***** Available data *****
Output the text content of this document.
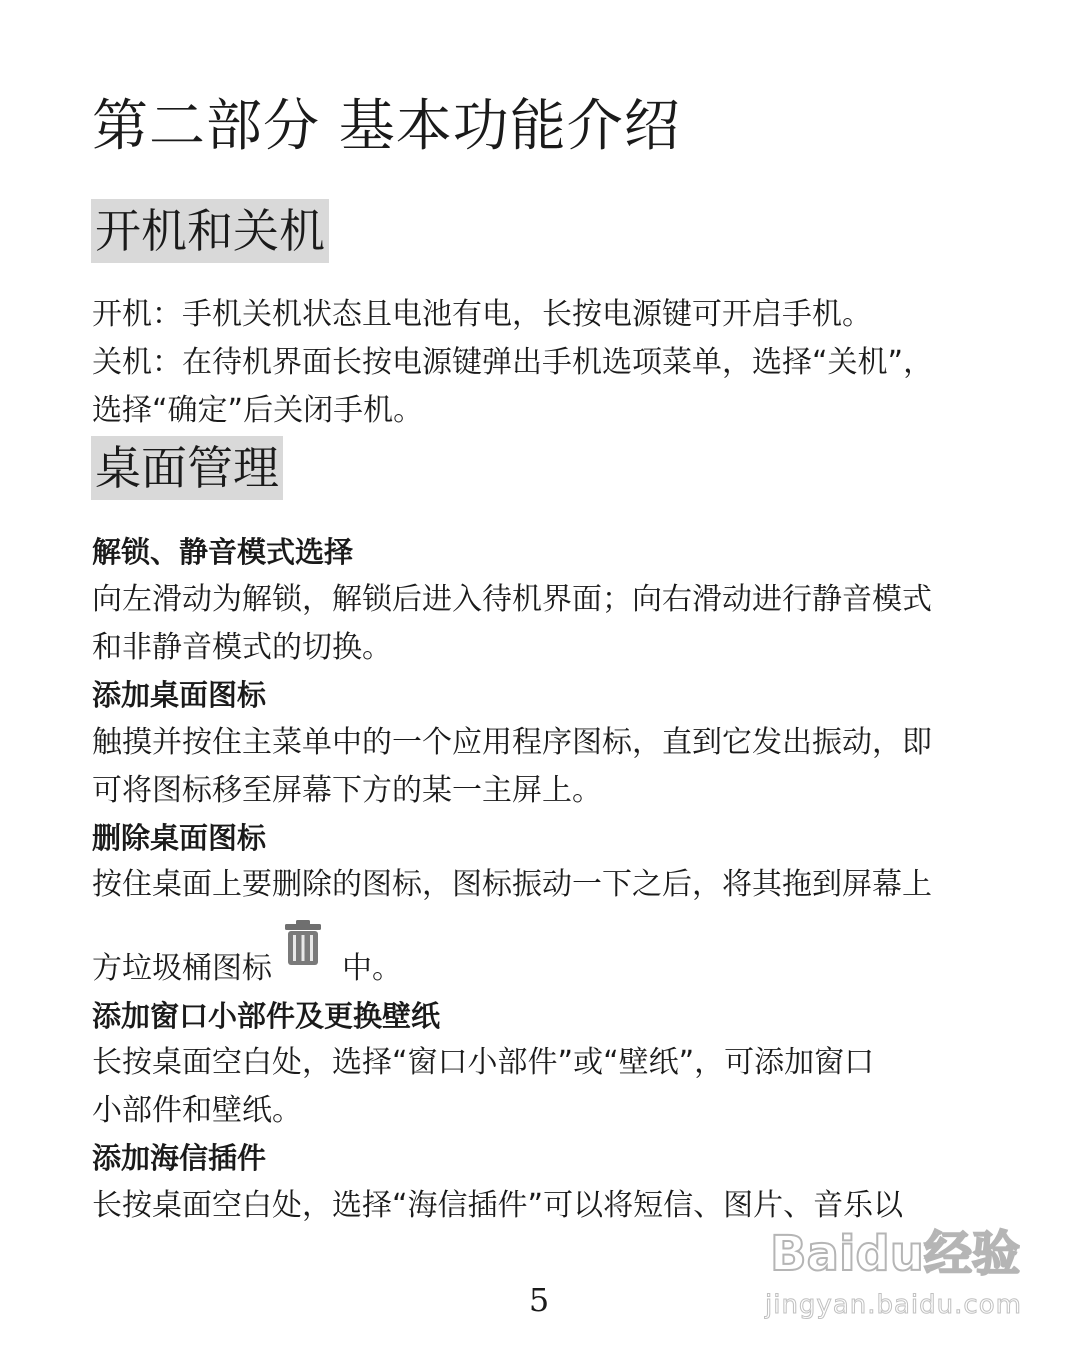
第二部分 基本功能介绍
开机和关机
开机：手机关机状态且电池有电，长按电源键可开启手机。
关机：在待机界面长按电源键弹出手机选项菜单，选择“关机”，
选择“确定”后关闭手机。
桌面管理
解锁、静音模式选择
向左滑动为解锁，解锁后进入待机界面；向右滑动进行静音模式
和非静音模式的切换。
添加桌面图标
触摸并按住主菜单中的一个应用程序图标，直到它发出振动，即
可将图标移至屏幕下方的某一主屏上。
删除桌面图标
按住桌面上要删除的图标，图标振动一下之后，将其拖到屏幕上
方垃圾桶图标 中。
添加窗口小部件及更换壁纸
长按桌面空白处，选择“窗口小部件”或“壁纸”，可添加窗口
小部件和壁纸。
添加海信插件
长按桌面空白处，选择“海信插件”可以将短信、图片、音乐以
Baidu经验
jingyan.baidu.com
5
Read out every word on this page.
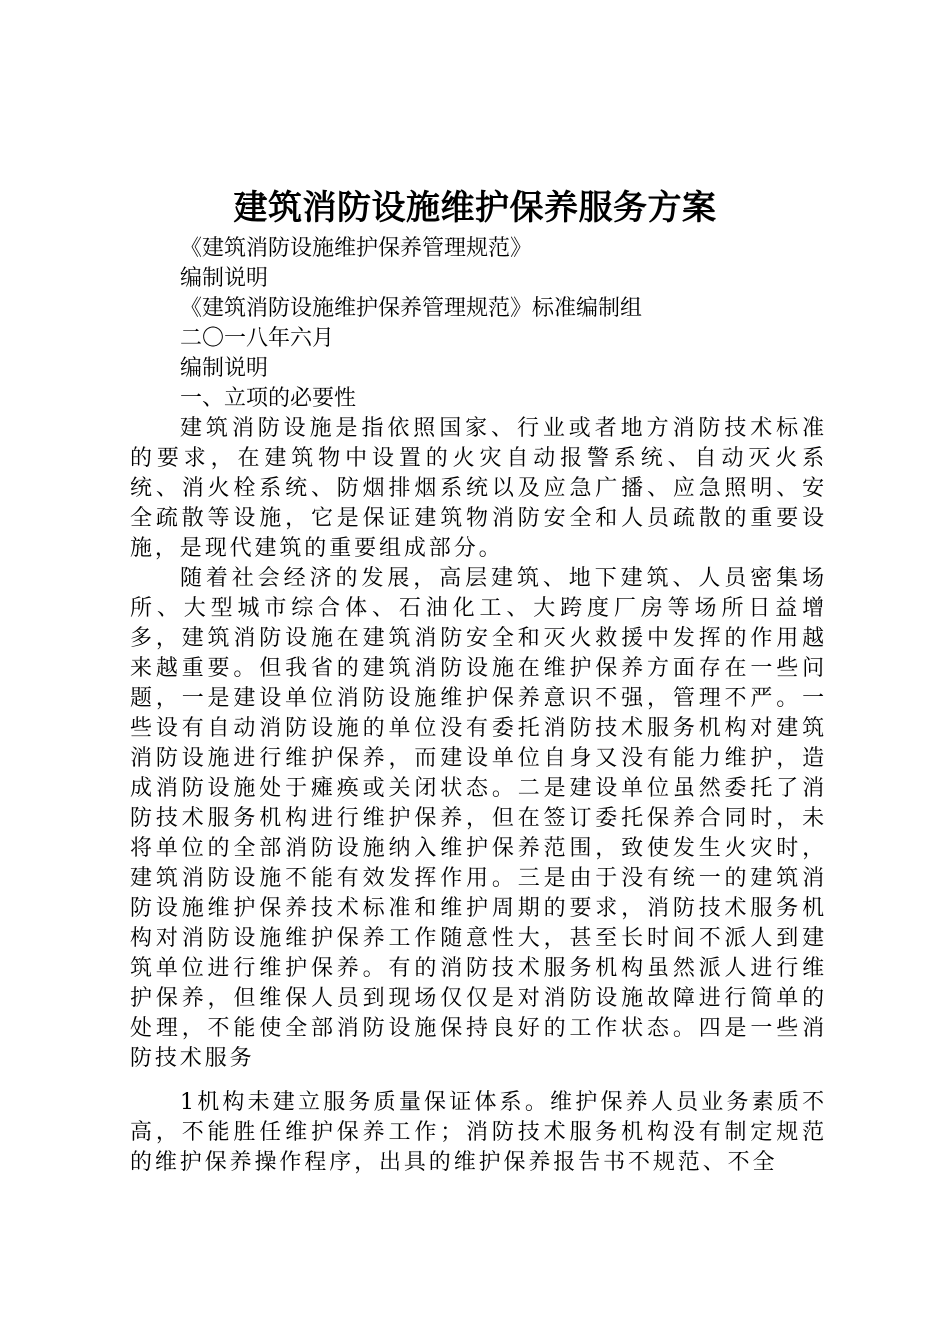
建筑消防设施维护保养服务方案

《建筑消防设施维护保养管理规范》

编制说明

《建筑消防设施维护保养管理规范》标准编制组

二〇一八年六月

编制说明

一、立项的必要性

建筑消防设施是指依照国家、行业或者地方消防技术标准的要求，在建筑物中设置的火灾自动报警系统、自动灭火系统、消火栓系统、防烟排烟系统以及应急广播、应急照明、安全疏散等设施，它是保证建筑物消防安全和人员疏散的重要设施，是现代建筑的重要组成部分。

随着社会经济的发展，高层建筑、地下建筑、人员密集场所、大型城市综合体、石油化工、大跨度厂房等场所日益增多，建筑消防设施在建筑消防安全和灭火救援中发挥的作用越来越重要。但我省的建筑消防设施在维护保养方面存在一些问题，一是建设单位消防设施维护保养意识不强，管理不严。一些设有自动消防设施的单位没有委托消防技术服务机构对建筑消防设施进行维护保养，而建设单位自身又没有能力维护，造成消防设施处于瘫痪或关闭状态。二是建设单位虽然委托了消防技术服务机构进行维护保养，但在签订委托保养合同时，未将单位的全部消防设施纳入维护保养范围，致使发生火灾时，建筑消防设施不能有效发挥作用。三是由于没有统一的建筑消防设施维护保养技术标准和维护周期的要求，消防技术服务机构对消防设施维护保养工作随意性大，甚至长时间不派人到建筑单位进行维护保养。有的消防技术服务机构虽然派人进行维护保养，但维保人员到现场仅仅是对消防设施故障进行简单的处理，不能使全部消防设施保持良好的工作状态。四是一些消防技术服务

1机构未建立服务质量保证体系。维护保养人员业务素质不高，不能胜任维护保养工作；消防技术服务机构没有制定规范的维护保养操作程序，出具的维护保养报告书不规范、不全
*****
» Problem statement
Omit all pictures while transcribing the entries verbatim.

» Written solution
Output the text content of this document.
第二部分 基本功能介绍
开机和关机
开机：手机关机状态且电池有电，长按电源键可开启手机。
关机：在待机界面长按电源键弹出手机选项菜单，选择“关机”，
选择“确定”后关闭手机。
桌面管理
解锁、静音模式选择
向左滑动为解锁，解锁后进入待机界面；向右滑动进行静音模式
和非静音模式的切换。
添加桌面图标
触摸并按住主菜单中的一个应用程序图标，直到它发出振动，即
可将图标移至屏幕下方的某一主屏上。
删除桌面图标
按住桌面上要删除的图标，图标振动一下之后，将其拖到屏幕上
方垃圾桶图标 中。
添加窗口小部件及更换壁纸
长按桌面空白处，选择“窗口小部件”或“壁纸”，可添加窗口
小部件和壁纸。
添加海信插件
长按桌面空白处，选择“海信插件”可以将短信、图片、音乐以
Baidu经验
jingyan.baidu.com
5
Read out every word on this page.
建筑消防设施维护保养服务方案

《建筑消防设施维护保养管理规范》

编制说明

《建筑消防设施维护保养管理规范》标准编制组

二〇一八年六月

编制说明

一、立项的必要性

建筑消防设施是指依照国家、行业或者地方消防技术标准的要求，在建筑物中设置的火灾自动报警系统、自动灭火系统、消火栓系统、防烟排烟系统以及应急广播、应急照明、安全疏散等设施，它是保证建筑物消防安全和人员疏散的重要设施，是现代建筑的重要组成部分。

随着社会经济的发展，高层建筑、地下建筑、人员密集场所、大型城市综合体、石油化工、大跨度厂房等场所日益增多，建筑消防设施在建筑消防安全和灭火救援中发挥的作用越来越重要。但我省的建筑消防设施在维护保养方面存在一些问题，一是建设单位消防设施维护保养意识不强，管理不严。一些设有自动消防设施的单位没有委托消防技术服务机构对建筑消防设施进行维护保养，而建设单位自身又没有能力维护，造成消防设施处于瘫痪或关闭状态。二是建设单位虽然委托了消防技术服务机构进行维护保养，但在签订委托保养合同时，未将单位的全部消防设施纳入维护保养范围，致使发生火灾时，建筑消防设施不能有效发挥作用。三是由于没有统一的建筑消防设施维护保养技术标准和维护周期的要求，消防技术服务机构对消防设施维护保养工作随意性大，甚至长时间不派人到建筑单位进行维护保养。有的消防技术服务机构虽然派人进行维护保养，但维保人员到现场仅仅是对消防设施故障进行简单的处理，不能使全部消防设施保持良好的工作状态。四是一些消防技术服务

1机构未建立服务质量保证体系。维护保养人员业务素质不高，不能胜任维护保养工作；消防技术服务机构没有制定规范的维护保养操作程序，出具的维护保养报告书不规范、不全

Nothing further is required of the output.